§ **Aim**: Write out the entire listing below exactly, with the pictures left out.

--- START OF Material for this task ---

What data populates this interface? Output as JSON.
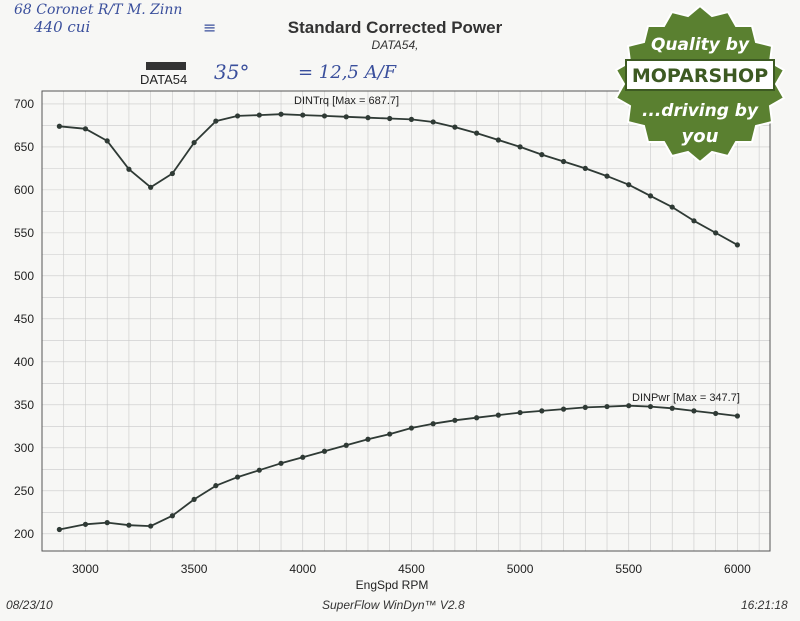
{
  "handwriting": {
    "line1": "68 Coronet R/T  M. Zinn",
    "line2": "440 cui",
    "timing": "35°",
    "ratio": "= 12,5 A/F"
  },
  "header": {
    "title": "Standard Corrected Power",
    "subtitle": "DATA54,",
    "legend_label": "DATA54"
  },
  "badge": {
    "line1": "Quality by",
    "line2": "MOPARSHOP",
    "line3": "...driving by",
    "line4": "you",
    "color": "#5a8030"
  },
  "footer": {
    "date": "08/23/10",
    "software": "SuperFlow WinDyn™ V2.8",
    "time": "16:21:18"
  },
  "chart_data": {
    "type": "line",
    "xlabel": "EngSpd RPM",
    "ylabel": "",
    "xlim": [
      2800,
      6150
    ],
    "ylim": [
      180,
      715
    ],
    "x_ticks": [
      3000,
      3500,
      4000,
      4500,
      5000,
      5500,
      6000
    ],
    "y_ticks": [
      200,
      250,
      300,
      350,
      400,
      450,
      500,
      550,
      600,
      650,
      700
    ],
    "grid": true,
    "line_color": "#2f3a35",
    "x": [
      2880,
      3000,
      3100,
      3200,
      3300,
      3400,
      3500,
      3600,
      3700,
      3800,
      3900,
      4000,
      4100,
      4200,
      4300,
      4400,
      4500,
      4600,
      4700,
      4800,
      4900,
      5000,
      5100,
      5200,
      5300,
      5400,
      5500,
      5600,
      5700,
      5800,
      5900,
      6000
    ],
    "series": [
      {
        "name": "DINTrq",
        "label": "DINTrq [Max = 687.7]",
        "values": [
          674,
          671,
          657,
          624,
          603,
          619,
          655,
          680,
          686,
          687,
          688,
          687,
          686,
          685,
          684,
          683,
          682,
          679,
          673,
          666,
          658,
          650,
          641,
          633,
          625,
          616,
          606,
          593,
          580,
          564,
          550,
          536
        ]
      },
      {
        "name": "DINPwr",
        "label": "DINPwr [Max = 347.7]",
        "values": [
          205,
          211,
          213,
          210,
          209,
          221,
          240,
          256,
          266,
          274,
          282,
          289,
          296,
          303,
          310,
          316,
          323,
          328,
          332,
          335,
          338,
          341,
          343,
          345,
          347,
          348,
          349,
          348,
          346,
          343,
          340,
          337
        ]
      }
    ]
  }
}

--- END OF Material for this task ---

§ **Task output**:
What data populates this interface? Output as JSON.
{
  "handwriting": {
    "line1": "68 Coronet R/T  M. Zinn",
    "line2": "440 cui",
    "timing": "35°",
    "ratio": "= 12,5 A/F"
  },
  "header": {
    "title": "Standard Corrected Power",
    "subtitle": "DATA54,",
    "legend_label": "DATA54"
  },
  "badge": {
    "line1": "Quality by",
    "line2": "MOPARSHOP",
    "line3": "...driving by",
    "line4": "you",
    "color": "#5a8030"
  },
  "footer": {
    "date": "08/23/10",
    "software": "SuperFlow WinDyn™ V2.8",
    "time": "16:21:18"
  },
  "chart_data": {
    "type": "line",
    "xlabel": "EngSpd RPM",
    "ylabel": "",
    "xlim": [
      2800,
      6150
    ],
    "ylim": [
      180,
      715
    ],
    "x_ticks": [
      3000,
      3500,
      4000,
      4500,
      5000,
      5500,
      6000
    ],
    "y_ticks": [
      200,
      250,
      300,
      350,
      400,
      450,
      500,
      550,
      600,
      650,
      700
    ],
    "grid": true,
    "line_color": "#2f3a35",
    "x": [
      2880,
      3000,
      3100,
      3200,
      3300,
      3400,
      3500,
      3600,
      3700,
      3800,
      3900,
      4000,
      4100,
      4200,
      4300,
      4400,
      4500,
      4600,
      4700,
      4800,
      4900,
      5000,
      5100,
      5200,
      5300,
      5400,
      5500,
      5600,
      5700,
      5800,
      5900,
      6000
    ],
    "series": [
      {
        "name": "DINTrq",
        "label": "DINTrq [Max = 687.7]",
        "values": [
          674,
          671,
          657,
          624,
          603,
          619,
          655,
          680,
          686,
          687,
          688,
          687,
          686,
          685,
          684,
          683,
          682,
          679,
          673,
          666,
          658,
          650,
          641,
          633,
          625,
          616,
          606,
          593,
          580,
          564,
          550,
          536
        ]
      },
      {
        "name": "DINPwr",
        "label": "DINPwr [Max = 347.7]",
        "values": [
          205,
          211,
          213,
          210,
          209,
          221,
          240,
          256,
          266,
          274,
          282,
          289,
          296,
          303,
          310,
          316,
          323,
          328,
          332,
          335,
          338,
          341,
          343,
          345,
          347,
          348,
          349,
          348,
          346,
          343,
          340,
          337
        ]
      }
    ]
  }
}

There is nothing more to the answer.